(DIRECTION): The entries below should be quoted exactly, with no pictures carried over.

------------------------

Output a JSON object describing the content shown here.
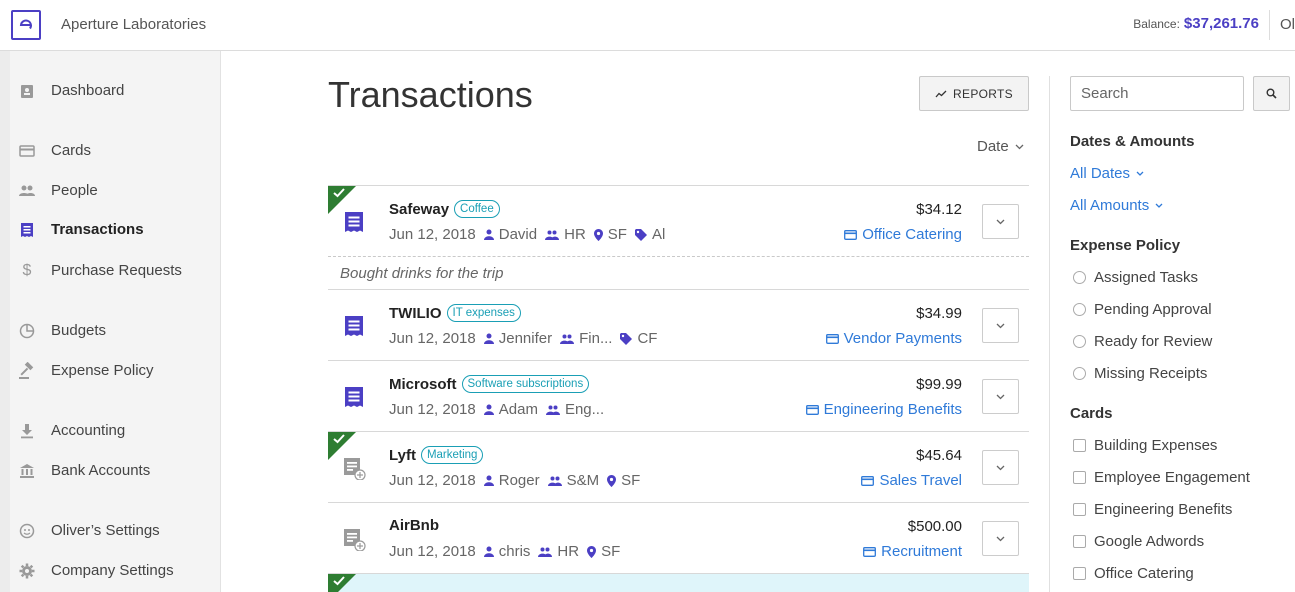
{
  "header": {
    "org_name": "Aperture Laboratories",
    "balance_label": "Balance:",
    "balance_amount": "$37,261.76",
    "user_initials_cut": "Ol"
  },
  "sidebar": {
    "items": [
      {
        "label": "Dashboard",
        "icon": "dashboard-icon"
      },
      {
        "label": "Cards",
        "icon": "card-icon"
      },
      {
        "label": "People",
        "icon": "people-icon"
      },
      {
        "label": "Transactions",
        "icon": "receipt-icon",
        "active": true
      },
      {
        "label": "Purchase Requests",
        "icon": "dollar-icon"
      },
      {
        "label": "Budgets",
        "icon": "pie-icon"
      },
      {
        "label": "Expense Policy",
        "icon": "gavel-icon"
      },
      {
        "label": "Accounting",
        "icon": "download-icon"
      },
      {
        "label": "Bank Accounts",
        "icon": "bank-icon"
      },
      {
        "label": "Oliver’s Settings",
        "icon": "face-icon"
      },
      {
        "label": "Company Settings",
        "icon": "gear-icon"
      }
    ]
  },
  "main": {
    "title": "Transactions",
    "reports_label": "REPORTS",
    "sort_label": "Date",
    "transactions": [
      {
        "merchant": "Safeway",
        "tag": "Coffee",
        "date": "Jun 12, 2018",
        "person": "David",
        "team": "HR",
        "location": "SF",
        "label": "Al",
        "amount": "$34.12",
        "budget": "Office Catering",
        "approved": true,
        "receipt": true
      },
      {
        "merchant": "TWILIO",
        "tag": "IT expenses",
        "date": "Jun 12, 2018",
        "person": "Jennifer",
        "team": "Fin...",
        "location": "",
        "label": "CF",
        "amount": "$34.99",
        "budget": "Vendor Payments",
        "approved": false,
        "receipt": true
      },
      {
        "merchant": "Microsoft",
        "tag": "Software subscriptions",
        "date": "Jun 12, 2018",
        "person": "Adam",
        "team": "Eng...",
        "location": "",
        "label": "",
        "amount": "$99.99",
        "budget": "Engineering Benefits",
        "approved": false,
        "receipt": true
      },
      {
        "merchant": "Lyft",
        "tag": "Marketing",
        "date": "Jun 12, 2018",
        "person": "Roger",
        "team": "S&M",
        "location": "SF",
        "label": "",
        "amount": "$45.64",
        "budget": "Sales Travel",
        "approved": true,
        "receipt": false
      },
      {
        "merchant": "AirBnb",
        "tag": "",
        "date": "Jun 12, 2018",
        "person": "chris",
        "team": "HR",
        "location": "SF",
        "label": "",
        "amount": "$500.00",
        "budget": "Recruitment",
        "approved": false,
        "receipt": false
      }
    ],
    "note": "Bought drinks for the trip"
  },
  "filters": {
    "search_placeholder": "Search",
    "dates_amounts_heading": "Dates & Amounts",
    "all_dates": "All Dates",
    "all_amounts": "All Amounts",
    "expense_policy_heading": "Expense Policy",
    "policy_options": [
      "Assigned Tasks",
      "Pending Approval",
      "Ready for Review",
      "Missing Receipts"
    ],
    "cards_heading": "Cards",
    "card_options": [
      "Building Expenses",
      "Employee Engagement",
      "Engineering Benefits",
      "Google Adwords",
      "Office Catering"
    ]
  },
  "colors": {
    "brand": "#4b3fc4",
    "link": "#2f7ad8",
    "tag": "#1a9fb5",
    "approved": "#2e7d32",
    "highlight": "#dff5fa"
  }
}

------------------------

(TASK RESPONSE):
Output a JSON object describing the content shown here.
{
  "header": {
    "org_name": "Aperture Laboratories",
    "balance_label": "Balance:",
    "balance_amount": "$37,261.76",
    "user_initials_cut": "Ol"
  },
  "sidebar": {
    "items": [
      {
        "label": "Dashboard",
        "icon": "dashboard-icon"
      },
      {
        "label": "Cards",
        "icon": "card-icon"
      },
      {
        "label": "People",
        "icon": "people-icon"
      },
      {
        "label": "Transactions",
        "icon": "receipt-icon",
        "active": true
      },
      {
        "label": "Purchase Requests",
        "icon": "dollar-icon"
      },
      {
        "label": "Budgets",
        "icon": "pie-icon"
      },
      {
        "label": "Expense Policy",
        "icon": "gavel-icon"
      },
      {
        "label": "Accounting",
        "icon": "download-icon"
      },
      {
        "label": "Bank Accounts",
        "icon": "bank-icon"
      },
      {
        "label": "Oliver’s Settings",
        "icon": "face-icon"
      },
      {
        "label": "Company Settings",
        "icon": "gear-icon"
      }
    ]
  },
  "main": {
    "title": "Transactions",
    "reports_label": "REPORTS",
    "sort_label": "Date",
    "transactions": [
      {
        "merchant": "Safeway",
        "tag": "Coffee",
        "date": "Jun 12, 2018",
        "person": "David",
        "team": "HR",
        "location": "SF",
        "label": "Al",
        "amount": "$34.12",
        "budget": "Office Catering",
        "approved": true,
        "receipt": true
      },
      {
        "merchant": "TWILIO",
        "tag": "IT expenses",
        "date": "Jun 12, 2018",
        "person": "Jennifer",
        "team": "Fin...",
        "location": "",
        "label": "CF",
        "amount": "$34.99",
        "budget": "Vendor Payments",
        "approved": false,
        "receipt": true
      },
      {
        "merchant": "Microsoft",
        "tag": "Software subscriptions",
        "date": "Jun 12, 2018",
        "person": "Adam",
        "team": "Eng...",
        "location": "",
        "label": "",
        "amount": "$99.99",
        "budget": "Engineering Benefits",
        "approved": false,
        "receipt": true
      },
      {
        "merchant": "Lyft",
        "tag": "Marketing",
        "date": "Jun 12, 2018",
        "person": "Roger",
        "team": "S&M",
        "location": "SF",
        "label": "",
        "amount": "$45.64",
        "budget": "Sales Travel",
        "approved": true,
        "receipt": false
      },
      {
        "merchant": "AirBnb",
        "tag": "",
        "date": "Jun 12, 2018",
        "person": "chris",
        "team": "HR",
        "location": "SF",
        "label": "",
        "amount": "$500.00",
        "budget": "Recruitment",
        "approved": false,
        "receipt": false
      }
    ],
    "note": "Bought drinks for the trip"
  },
  "filters": {
    "search_placeholder": "Search",
    "dates_amounts_heading": "Dates & Amounts",
    "all_dates": "All Dates",
    "all_amounts": "All Amounts",
    "expense_policy_heading": "Expense Policy",
    "policy_options": [
      "Assigned Tasks",
      "Pending Approval",
      "Ready for Review",
      "Missing Receipts"
    ],
    "cards_heading": "Cards",
    "card_options": [
      "Building Expenses",
      "Employee Engagement",
      "Engineering Benefits",
      "Google Adwords",
      "Office Catering"
    ]
  },
  "colors": {
    "brand": "#4b3fc4",
    "link": "#2f7ad8",
    "tag": "#1a9fb5",
    "approved": "#2e7d32",
    "highlight": "#dff5fa"
  }
}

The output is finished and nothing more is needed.